(Stored entries)
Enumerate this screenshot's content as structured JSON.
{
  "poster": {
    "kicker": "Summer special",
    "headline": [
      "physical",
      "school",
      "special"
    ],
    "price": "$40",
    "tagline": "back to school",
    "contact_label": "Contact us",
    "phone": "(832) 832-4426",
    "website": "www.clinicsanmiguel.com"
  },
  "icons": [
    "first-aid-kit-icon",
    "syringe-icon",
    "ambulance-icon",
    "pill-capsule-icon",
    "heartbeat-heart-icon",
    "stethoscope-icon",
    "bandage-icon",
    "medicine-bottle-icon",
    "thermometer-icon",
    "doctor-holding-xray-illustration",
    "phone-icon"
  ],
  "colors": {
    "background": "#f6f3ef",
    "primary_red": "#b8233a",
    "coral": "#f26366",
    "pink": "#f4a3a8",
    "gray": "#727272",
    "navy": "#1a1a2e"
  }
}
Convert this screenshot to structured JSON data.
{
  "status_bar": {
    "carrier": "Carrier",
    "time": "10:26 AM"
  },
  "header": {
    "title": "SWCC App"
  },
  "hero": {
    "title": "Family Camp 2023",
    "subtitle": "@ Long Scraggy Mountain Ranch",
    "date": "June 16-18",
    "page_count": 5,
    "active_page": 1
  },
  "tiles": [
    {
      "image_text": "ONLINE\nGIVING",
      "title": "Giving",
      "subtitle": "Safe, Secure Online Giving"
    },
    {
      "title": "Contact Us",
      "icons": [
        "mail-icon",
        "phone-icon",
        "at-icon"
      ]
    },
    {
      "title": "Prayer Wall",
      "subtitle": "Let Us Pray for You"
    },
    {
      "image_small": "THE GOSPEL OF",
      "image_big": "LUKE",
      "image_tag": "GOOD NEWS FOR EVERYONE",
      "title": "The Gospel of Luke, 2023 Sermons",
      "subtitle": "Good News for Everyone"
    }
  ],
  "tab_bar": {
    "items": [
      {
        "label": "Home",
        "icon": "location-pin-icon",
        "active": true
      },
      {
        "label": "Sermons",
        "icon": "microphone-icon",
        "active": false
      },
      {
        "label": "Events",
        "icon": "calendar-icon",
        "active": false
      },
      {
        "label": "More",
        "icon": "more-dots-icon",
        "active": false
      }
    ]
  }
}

» WHAT IS NEEDED:
Emit the full listing verbatim.

» EXERCISE RESULT:
Enumerate this screenshot's content as structured JSON.
{
  "poster": {
    "kicker": "Summer special",
    "headline": [
      "physical",
      "school",
      "special"
    ],
    "price": "$40",
    "tagline": "back to school",
    "contact_label": "Contact us",
    "phone": "(832) 832-4426",
    "website": "www.clinicsanmiguel.com"
  },
  "icons": [
    "first-aid-kit-icon",
    "syringe-icon",
    "ambulance-icon",
    "pill-capsule-icon",
    "heartbeat-heart-icon",
    "stethoscope-icon",
    "bandage-icon",
    "medicine-bottle-icon",
    "thermometer-icon",
    "doctor-holding-xray-illustration",
    "phone-icon"
  ],
  "colors": {
    "background": "#f6f3ef",
    "primary_red": "#b8233a",
    "coral": "#f26366",
    "pink": "#f4a3a8",
    "gray": "#727272",
    "navy": "#1a1a2e"
  }
}
Convert this screenshot to structured JSON data.
{
  "status_bar": {
    "carrier": "Carrier",
    "time": "10:26 AM"
  },
  "header": {
    "title": "SWCC App"
  },
  "hero": {
    "title": "Family Camp 2023",
    "subtitle": "@ Long Scraggy Mountain Ranch",
    "date": "June 16-18",
    "page_count": 5,
    "active_page": 1
  },
  "tiles": [
    {
      "image_text": "ONLINE\nGIVING",
      "title": "Giving",
      "subtitle": "Safe, Secure Online Giving"
    },
    {
      "title": "Contact Us",
      "icons": [
        "mail-icon",
        "phone-icon",
        "at-icon"
      ]
    },
    {
      "title": "Prayer Wall",
      "subtitle": "Let Us Pray for You"
    },
    {
      "image_small": "THE GOSPEL OF",
      "image_big": "LUKE",
      "image_tag": "GOOD NEWS FOR EVERYONE",
      "title": "The Gospel of Luke, 2023 Sermons",
      "subtitle": "Good News for Everyone"
    }
  ],
  "tab_bar": {
    "items": [
      {
        "label": "Home",
        "icon": "location-pin-icon",
        "active": true
      },
      {
        "label": "Sermons",
        "icon": "microphone-icon",
        "active": false
      },
      {
        "label": "Events",
        "icon": "calendar-icon",
        "active": false
      },
      {
        "label": "More",
        "icon": "more-dots-icon",
        "active": false
      }
    ]
  }
}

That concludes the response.